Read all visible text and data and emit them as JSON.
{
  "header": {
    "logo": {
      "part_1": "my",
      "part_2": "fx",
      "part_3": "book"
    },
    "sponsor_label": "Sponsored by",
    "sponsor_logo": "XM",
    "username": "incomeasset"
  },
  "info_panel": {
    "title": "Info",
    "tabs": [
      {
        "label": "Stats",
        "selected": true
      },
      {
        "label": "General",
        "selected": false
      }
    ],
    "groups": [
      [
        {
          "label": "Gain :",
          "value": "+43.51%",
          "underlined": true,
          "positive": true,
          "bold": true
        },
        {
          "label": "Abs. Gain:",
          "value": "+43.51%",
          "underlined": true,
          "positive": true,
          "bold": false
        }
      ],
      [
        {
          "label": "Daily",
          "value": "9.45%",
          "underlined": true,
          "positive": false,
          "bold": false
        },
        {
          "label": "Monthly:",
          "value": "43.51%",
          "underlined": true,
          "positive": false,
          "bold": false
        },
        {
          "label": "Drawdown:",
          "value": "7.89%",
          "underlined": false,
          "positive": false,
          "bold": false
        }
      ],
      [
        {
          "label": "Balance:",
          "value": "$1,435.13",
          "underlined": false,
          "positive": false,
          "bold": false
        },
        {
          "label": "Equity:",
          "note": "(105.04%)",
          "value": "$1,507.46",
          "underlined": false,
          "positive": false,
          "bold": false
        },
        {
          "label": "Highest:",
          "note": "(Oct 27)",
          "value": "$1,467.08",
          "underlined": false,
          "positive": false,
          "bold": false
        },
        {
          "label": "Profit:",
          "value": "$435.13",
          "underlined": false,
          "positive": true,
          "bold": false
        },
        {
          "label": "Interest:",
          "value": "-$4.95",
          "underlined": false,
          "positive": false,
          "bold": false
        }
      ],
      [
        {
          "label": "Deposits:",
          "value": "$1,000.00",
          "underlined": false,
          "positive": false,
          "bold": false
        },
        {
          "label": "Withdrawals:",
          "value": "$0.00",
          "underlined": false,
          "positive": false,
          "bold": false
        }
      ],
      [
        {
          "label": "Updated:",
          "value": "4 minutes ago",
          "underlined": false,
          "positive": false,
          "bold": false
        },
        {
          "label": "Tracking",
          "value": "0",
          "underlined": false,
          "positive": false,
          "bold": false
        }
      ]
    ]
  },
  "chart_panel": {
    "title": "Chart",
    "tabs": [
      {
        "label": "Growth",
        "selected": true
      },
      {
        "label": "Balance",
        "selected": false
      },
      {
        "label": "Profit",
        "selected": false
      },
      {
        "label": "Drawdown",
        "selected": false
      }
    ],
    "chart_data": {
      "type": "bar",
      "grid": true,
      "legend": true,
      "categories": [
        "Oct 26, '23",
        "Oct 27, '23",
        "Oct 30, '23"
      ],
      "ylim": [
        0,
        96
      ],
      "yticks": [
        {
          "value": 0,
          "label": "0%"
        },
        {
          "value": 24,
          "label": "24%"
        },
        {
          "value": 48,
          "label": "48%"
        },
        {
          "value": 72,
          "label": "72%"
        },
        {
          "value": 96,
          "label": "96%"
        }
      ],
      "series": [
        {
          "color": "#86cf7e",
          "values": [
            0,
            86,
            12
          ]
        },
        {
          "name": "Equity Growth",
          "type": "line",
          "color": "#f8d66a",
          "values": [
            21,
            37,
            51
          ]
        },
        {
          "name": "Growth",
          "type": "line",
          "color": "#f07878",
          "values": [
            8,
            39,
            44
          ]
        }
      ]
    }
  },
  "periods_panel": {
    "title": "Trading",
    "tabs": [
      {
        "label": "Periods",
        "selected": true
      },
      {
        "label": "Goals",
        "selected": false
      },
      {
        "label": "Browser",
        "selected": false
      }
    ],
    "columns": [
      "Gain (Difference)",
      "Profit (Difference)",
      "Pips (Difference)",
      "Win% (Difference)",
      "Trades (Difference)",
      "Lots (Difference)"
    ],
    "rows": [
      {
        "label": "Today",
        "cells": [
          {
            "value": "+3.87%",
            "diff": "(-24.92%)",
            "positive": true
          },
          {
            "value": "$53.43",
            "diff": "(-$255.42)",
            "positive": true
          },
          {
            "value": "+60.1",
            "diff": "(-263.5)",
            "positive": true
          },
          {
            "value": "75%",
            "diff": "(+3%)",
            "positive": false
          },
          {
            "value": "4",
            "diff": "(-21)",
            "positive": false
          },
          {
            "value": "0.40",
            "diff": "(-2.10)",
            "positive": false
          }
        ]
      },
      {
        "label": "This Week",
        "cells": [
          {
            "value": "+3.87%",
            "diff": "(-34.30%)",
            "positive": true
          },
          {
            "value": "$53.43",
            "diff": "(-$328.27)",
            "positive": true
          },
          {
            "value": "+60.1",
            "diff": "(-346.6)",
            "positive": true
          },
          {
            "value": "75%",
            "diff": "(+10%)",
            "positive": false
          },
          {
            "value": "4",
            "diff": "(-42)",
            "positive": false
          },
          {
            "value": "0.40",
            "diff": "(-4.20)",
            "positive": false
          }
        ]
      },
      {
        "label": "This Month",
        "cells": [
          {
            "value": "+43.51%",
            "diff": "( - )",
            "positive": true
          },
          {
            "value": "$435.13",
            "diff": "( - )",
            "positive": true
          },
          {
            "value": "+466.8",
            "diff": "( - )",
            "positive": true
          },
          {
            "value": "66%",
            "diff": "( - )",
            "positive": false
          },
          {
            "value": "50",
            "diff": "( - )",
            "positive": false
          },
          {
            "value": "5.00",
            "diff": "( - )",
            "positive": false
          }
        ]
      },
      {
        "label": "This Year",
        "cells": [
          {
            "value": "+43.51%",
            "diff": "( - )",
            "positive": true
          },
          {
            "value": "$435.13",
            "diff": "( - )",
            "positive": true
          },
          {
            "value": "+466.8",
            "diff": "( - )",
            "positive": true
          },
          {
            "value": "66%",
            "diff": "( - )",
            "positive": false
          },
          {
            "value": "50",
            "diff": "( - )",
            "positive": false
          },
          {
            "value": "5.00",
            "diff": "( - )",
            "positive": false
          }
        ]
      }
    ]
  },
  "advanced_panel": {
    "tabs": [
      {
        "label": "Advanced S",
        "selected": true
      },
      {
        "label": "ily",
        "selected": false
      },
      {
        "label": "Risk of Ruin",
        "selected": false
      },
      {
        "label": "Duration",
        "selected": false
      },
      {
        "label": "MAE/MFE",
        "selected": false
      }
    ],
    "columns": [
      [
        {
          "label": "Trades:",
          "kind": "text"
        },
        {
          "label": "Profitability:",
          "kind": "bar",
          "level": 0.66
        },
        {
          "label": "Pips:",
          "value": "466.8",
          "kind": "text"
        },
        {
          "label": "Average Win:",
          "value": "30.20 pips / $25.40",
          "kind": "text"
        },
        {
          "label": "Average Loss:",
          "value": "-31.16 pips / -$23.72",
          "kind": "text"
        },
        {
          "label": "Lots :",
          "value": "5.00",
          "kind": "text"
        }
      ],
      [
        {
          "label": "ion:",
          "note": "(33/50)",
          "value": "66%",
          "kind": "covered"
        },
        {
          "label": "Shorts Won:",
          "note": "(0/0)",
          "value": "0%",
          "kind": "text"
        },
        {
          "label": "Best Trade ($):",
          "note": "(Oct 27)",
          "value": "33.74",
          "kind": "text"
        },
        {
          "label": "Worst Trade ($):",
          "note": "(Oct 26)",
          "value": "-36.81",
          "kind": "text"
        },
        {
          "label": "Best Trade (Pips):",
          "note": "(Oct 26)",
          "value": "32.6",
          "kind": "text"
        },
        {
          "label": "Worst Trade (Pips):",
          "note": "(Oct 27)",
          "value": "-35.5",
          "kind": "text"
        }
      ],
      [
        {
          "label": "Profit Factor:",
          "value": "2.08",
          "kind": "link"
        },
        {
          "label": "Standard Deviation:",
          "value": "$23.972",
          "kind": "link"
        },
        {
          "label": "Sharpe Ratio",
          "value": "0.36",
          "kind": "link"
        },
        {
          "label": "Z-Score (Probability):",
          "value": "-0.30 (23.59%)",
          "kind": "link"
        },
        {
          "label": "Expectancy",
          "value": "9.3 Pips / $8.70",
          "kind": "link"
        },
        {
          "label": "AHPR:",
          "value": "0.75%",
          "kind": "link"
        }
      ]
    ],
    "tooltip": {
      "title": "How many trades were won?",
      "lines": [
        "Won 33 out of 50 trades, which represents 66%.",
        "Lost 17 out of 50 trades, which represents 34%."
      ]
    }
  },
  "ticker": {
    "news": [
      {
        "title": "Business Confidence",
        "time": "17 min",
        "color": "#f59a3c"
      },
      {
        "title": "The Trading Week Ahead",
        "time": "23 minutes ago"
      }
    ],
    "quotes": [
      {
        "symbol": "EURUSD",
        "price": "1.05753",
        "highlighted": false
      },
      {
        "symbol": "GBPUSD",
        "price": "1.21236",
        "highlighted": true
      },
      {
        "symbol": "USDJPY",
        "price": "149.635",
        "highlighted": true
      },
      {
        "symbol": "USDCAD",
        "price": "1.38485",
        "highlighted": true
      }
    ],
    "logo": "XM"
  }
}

*Exercise details*
Within the listing above, copy each line that has the string "Best".

*Solution*
          "label": "Best Trade ($):",
          "label": "Best Trade (Pips):",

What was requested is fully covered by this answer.